**SHORT PROBLEM:**
Across the entries below, count the lines in which the word "vocabulario" occurs. Reply with the count alone.
····················
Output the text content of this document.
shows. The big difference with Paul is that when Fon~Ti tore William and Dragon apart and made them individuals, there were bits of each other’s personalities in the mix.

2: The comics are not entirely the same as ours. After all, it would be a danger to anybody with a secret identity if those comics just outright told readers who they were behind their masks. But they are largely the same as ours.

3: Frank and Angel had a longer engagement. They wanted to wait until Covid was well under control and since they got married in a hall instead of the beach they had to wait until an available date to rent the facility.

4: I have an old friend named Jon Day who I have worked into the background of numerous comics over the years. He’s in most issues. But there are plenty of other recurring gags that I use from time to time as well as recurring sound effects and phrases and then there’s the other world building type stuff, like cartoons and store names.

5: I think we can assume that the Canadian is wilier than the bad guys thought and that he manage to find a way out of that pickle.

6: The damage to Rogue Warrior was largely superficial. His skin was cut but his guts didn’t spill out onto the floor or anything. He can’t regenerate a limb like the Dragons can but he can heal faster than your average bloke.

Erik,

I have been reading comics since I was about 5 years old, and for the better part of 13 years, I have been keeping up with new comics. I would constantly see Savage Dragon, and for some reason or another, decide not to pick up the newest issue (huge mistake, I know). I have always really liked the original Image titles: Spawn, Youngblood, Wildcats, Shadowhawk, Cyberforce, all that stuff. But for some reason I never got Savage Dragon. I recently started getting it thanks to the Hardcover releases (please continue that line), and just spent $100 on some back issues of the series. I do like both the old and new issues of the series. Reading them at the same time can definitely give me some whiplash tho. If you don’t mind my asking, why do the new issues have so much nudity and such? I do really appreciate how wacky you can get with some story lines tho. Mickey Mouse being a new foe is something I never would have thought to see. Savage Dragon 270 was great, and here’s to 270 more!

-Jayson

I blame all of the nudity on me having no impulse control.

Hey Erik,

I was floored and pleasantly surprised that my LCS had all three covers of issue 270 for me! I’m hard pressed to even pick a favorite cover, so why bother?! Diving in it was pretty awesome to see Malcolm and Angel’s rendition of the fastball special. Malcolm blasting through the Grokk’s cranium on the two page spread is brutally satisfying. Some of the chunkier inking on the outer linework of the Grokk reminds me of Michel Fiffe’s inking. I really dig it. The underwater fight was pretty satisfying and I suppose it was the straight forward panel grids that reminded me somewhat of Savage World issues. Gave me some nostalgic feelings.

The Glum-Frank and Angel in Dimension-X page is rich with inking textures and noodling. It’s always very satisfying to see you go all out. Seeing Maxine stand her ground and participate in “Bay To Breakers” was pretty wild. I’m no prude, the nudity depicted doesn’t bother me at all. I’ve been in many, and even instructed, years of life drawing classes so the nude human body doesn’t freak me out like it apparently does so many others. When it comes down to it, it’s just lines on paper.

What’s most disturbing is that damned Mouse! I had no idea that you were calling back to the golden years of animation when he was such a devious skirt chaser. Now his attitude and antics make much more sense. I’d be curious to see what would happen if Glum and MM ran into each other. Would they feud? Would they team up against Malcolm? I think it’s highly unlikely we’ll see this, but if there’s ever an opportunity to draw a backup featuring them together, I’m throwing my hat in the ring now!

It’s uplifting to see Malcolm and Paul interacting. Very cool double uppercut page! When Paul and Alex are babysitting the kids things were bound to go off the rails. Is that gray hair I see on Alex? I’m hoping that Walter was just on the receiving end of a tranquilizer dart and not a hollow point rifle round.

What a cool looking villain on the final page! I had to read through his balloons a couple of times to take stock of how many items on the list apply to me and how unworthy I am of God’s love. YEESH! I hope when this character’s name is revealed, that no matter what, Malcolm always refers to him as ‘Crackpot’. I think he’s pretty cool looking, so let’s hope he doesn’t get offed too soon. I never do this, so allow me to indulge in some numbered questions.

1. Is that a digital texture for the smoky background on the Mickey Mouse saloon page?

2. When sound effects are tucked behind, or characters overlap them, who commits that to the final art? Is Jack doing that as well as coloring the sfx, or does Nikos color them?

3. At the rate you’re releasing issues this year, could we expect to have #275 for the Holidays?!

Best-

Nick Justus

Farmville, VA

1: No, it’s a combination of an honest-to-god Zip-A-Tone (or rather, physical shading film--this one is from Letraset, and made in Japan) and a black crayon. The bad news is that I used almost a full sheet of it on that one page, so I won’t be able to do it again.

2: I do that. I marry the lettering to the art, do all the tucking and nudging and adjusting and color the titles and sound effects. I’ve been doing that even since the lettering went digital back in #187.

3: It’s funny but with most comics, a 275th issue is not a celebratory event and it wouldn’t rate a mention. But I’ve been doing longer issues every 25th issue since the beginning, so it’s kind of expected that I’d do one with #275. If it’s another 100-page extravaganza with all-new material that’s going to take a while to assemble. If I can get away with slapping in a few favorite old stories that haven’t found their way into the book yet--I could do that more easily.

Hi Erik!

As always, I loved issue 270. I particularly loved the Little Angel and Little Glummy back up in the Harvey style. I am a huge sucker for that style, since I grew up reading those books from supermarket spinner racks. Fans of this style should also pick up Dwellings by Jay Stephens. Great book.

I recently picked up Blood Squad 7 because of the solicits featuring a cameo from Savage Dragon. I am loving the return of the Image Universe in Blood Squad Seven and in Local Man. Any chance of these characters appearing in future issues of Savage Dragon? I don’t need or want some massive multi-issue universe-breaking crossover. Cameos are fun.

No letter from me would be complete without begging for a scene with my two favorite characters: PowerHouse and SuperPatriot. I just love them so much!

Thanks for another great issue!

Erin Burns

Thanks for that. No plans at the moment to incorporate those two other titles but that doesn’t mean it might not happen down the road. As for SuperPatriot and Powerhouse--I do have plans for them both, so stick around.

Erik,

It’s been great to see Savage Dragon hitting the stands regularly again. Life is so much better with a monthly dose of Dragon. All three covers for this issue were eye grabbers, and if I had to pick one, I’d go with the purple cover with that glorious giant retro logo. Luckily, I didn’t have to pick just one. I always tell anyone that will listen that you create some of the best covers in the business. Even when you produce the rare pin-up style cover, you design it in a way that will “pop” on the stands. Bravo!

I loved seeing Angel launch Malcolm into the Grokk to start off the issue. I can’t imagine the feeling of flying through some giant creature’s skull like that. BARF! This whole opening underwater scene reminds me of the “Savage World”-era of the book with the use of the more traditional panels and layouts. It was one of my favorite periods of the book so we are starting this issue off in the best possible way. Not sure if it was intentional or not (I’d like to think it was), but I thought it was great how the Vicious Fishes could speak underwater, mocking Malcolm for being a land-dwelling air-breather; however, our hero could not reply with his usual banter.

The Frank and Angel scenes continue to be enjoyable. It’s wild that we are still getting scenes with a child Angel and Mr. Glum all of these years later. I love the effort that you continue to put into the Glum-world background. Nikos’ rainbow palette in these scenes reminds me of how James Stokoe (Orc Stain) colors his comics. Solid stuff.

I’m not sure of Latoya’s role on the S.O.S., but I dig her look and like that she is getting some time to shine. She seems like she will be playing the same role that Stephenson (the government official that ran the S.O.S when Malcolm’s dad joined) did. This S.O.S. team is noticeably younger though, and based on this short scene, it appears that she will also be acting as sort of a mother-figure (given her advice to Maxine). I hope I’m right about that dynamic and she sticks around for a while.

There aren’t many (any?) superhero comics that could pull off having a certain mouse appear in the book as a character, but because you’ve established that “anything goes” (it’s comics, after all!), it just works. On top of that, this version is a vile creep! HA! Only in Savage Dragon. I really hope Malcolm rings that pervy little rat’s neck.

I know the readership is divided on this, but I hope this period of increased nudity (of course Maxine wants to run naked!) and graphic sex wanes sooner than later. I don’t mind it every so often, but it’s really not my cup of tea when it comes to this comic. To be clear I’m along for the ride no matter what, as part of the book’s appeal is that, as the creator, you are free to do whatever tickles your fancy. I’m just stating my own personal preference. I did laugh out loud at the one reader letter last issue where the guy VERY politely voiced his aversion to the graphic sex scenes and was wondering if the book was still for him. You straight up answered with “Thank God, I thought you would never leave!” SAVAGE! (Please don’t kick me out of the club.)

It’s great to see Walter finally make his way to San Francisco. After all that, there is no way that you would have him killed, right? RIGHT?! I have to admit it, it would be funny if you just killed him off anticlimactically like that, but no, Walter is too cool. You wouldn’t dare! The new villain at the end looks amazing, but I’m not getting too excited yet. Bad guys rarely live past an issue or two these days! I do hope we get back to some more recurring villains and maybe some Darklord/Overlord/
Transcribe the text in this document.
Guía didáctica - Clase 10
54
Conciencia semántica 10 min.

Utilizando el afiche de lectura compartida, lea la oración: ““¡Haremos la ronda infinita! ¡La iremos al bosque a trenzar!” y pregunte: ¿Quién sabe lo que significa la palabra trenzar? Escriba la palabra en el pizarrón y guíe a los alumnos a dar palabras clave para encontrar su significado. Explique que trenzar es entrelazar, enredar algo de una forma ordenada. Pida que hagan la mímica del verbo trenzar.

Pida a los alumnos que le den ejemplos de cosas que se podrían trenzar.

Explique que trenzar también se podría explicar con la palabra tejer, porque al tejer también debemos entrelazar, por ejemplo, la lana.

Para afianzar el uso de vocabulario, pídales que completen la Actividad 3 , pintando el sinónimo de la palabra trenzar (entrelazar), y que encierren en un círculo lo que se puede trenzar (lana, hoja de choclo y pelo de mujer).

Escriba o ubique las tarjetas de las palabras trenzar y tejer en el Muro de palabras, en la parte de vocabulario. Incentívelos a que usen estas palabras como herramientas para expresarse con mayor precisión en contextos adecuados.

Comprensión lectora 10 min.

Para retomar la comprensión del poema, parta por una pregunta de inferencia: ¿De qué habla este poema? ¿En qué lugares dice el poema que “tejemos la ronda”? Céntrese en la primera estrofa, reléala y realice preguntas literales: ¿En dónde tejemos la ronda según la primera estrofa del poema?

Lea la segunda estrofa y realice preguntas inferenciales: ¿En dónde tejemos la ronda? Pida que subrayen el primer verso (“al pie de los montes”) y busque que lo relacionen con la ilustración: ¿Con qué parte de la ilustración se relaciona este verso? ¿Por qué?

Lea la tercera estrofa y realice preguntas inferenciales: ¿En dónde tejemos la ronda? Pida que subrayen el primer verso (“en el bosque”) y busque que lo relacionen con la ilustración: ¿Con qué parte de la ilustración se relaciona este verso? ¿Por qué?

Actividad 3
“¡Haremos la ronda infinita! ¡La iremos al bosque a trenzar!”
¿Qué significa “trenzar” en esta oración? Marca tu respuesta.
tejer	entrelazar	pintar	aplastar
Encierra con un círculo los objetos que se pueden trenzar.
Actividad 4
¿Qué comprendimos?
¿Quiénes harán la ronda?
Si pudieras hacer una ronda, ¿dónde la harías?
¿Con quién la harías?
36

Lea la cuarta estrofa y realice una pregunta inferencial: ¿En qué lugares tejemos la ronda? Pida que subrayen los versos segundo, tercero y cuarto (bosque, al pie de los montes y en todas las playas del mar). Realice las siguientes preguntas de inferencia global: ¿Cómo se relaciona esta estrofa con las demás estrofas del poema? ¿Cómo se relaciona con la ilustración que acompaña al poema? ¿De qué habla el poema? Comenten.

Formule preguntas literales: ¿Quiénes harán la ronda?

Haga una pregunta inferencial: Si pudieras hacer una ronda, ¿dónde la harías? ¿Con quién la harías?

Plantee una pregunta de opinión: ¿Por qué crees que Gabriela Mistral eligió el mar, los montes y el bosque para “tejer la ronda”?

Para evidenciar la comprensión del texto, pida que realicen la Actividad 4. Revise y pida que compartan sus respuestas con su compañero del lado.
····················
**WORKED SOLUTION:**
2